Tally the lines in the listing below that include "navíc". Answer with the count and nothing more.
— start —
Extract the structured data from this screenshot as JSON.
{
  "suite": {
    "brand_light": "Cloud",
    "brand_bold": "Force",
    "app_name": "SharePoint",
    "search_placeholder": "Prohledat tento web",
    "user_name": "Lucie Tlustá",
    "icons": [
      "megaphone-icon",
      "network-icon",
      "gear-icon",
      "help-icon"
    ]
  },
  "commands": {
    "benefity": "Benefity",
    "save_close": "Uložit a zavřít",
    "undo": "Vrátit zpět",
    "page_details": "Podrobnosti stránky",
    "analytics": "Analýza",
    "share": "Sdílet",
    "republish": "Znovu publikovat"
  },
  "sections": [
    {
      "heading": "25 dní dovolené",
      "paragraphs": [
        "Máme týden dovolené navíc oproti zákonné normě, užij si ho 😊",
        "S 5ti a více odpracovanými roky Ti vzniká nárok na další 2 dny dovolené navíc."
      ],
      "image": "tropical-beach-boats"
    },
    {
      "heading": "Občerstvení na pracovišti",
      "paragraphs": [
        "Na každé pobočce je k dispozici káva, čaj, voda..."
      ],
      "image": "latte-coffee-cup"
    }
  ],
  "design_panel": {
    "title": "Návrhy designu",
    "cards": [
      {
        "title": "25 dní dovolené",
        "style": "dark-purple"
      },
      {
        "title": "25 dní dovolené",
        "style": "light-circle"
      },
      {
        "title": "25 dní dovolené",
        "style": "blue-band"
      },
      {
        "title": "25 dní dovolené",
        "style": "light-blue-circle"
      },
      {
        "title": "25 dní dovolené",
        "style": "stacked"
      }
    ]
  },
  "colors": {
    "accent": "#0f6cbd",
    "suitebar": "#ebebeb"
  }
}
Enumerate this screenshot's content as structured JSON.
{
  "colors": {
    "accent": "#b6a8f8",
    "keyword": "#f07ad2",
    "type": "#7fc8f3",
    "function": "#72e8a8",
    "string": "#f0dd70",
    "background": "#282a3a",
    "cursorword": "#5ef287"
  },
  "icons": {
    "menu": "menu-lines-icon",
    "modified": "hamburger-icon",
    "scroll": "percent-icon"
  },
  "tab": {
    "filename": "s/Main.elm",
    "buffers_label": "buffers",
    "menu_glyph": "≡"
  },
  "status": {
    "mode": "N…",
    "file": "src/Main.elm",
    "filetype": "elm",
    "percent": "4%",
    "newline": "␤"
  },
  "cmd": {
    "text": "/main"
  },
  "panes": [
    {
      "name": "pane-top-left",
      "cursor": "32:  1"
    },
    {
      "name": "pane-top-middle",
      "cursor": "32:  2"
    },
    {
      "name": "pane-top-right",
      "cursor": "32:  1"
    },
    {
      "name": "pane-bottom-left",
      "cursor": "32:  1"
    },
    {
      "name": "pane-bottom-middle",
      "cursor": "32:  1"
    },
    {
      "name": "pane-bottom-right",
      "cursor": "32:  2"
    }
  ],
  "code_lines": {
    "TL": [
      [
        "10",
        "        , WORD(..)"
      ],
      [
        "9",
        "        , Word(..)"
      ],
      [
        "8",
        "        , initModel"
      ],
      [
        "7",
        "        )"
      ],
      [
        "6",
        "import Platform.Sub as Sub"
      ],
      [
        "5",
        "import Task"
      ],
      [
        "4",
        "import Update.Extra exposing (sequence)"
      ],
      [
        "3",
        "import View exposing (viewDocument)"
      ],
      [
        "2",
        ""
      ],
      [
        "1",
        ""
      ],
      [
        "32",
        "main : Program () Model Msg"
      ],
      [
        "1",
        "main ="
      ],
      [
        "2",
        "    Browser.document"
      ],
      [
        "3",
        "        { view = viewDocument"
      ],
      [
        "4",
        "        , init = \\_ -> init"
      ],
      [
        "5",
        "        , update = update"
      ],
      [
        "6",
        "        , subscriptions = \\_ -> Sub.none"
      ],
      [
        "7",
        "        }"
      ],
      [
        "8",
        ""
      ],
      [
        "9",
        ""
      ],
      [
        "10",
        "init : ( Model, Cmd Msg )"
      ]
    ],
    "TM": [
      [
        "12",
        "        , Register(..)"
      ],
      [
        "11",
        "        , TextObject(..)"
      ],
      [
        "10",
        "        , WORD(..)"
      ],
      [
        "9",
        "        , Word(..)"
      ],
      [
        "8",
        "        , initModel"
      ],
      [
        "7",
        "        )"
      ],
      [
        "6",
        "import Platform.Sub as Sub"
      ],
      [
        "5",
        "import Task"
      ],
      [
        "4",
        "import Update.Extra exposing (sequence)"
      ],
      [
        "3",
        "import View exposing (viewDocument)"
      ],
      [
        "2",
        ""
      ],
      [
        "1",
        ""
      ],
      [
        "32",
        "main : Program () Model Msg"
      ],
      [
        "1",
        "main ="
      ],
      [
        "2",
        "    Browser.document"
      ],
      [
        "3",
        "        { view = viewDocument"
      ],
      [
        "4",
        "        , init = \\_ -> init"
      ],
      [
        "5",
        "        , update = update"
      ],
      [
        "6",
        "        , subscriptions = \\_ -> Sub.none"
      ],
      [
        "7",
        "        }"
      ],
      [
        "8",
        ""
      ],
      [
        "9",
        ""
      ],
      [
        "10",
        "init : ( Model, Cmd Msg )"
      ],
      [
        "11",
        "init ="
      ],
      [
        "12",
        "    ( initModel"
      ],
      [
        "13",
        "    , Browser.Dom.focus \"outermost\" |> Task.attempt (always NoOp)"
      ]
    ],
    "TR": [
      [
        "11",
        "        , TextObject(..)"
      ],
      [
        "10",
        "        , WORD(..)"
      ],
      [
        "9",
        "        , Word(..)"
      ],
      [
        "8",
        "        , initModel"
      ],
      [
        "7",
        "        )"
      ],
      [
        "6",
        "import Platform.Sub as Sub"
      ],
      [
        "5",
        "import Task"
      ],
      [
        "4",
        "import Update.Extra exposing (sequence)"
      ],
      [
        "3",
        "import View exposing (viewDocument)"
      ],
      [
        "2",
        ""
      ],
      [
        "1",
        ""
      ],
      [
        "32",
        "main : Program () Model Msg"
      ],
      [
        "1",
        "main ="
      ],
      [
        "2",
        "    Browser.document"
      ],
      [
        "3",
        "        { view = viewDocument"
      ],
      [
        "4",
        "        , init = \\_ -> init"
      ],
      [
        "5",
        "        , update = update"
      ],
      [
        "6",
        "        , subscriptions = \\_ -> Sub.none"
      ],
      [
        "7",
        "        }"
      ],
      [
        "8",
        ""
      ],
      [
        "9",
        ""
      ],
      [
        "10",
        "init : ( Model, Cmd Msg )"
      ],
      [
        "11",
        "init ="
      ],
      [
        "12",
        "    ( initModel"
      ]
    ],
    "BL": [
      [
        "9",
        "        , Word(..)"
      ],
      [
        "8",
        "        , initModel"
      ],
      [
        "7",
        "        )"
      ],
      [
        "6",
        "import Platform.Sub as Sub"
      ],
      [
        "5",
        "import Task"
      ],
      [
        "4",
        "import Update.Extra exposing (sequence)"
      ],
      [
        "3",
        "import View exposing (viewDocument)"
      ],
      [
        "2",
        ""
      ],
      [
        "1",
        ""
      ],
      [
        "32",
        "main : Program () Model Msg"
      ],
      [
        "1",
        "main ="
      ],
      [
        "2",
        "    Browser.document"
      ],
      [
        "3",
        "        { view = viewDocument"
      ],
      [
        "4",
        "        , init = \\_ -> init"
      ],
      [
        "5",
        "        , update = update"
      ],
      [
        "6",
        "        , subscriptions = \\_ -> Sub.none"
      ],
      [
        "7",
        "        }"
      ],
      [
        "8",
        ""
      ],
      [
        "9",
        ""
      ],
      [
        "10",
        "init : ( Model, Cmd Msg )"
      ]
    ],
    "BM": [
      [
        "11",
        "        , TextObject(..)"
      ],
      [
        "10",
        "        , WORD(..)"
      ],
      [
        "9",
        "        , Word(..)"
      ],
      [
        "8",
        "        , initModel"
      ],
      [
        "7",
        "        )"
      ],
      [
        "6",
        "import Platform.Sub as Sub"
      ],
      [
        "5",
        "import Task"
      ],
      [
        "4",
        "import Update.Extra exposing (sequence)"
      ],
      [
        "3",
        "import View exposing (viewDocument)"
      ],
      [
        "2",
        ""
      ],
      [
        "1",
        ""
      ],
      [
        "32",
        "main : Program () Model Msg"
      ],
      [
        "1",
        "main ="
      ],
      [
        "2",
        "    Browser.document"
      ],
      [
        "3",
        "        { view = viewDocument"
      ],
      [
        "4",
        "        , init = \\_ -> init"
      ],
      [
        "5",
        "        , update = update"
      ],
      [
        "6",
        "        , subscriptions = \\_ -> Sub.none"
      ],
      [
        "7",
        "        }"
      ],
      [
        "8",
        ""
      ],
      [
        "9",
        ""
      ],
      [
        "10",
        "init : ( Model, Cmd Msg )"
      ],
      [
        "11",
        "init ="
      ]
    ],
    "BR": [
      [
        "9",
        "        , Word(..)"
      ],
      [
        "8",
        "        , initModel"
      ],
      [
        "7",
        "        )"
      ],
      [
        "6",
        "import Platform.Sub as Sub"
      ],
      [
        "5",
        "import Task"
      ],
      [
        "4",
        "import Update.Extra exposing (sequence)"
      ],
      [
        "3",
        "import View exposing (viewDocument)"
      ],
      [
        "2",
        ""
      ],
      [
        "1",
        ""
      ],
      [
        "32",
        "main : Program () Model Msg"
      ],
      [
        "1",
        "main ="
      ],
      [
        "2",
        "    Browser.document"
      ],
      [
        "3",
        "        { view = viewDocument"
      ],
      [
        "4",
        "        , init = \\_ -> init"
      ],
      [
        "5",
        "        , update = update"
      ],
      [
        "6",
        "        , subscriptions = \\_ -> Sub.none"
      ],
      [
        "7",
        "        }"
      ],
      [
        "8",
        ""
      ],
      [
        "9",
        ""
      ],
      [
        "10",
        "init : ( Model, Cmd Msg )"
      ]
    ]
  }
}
— end —
▶ _Finished exercise_
2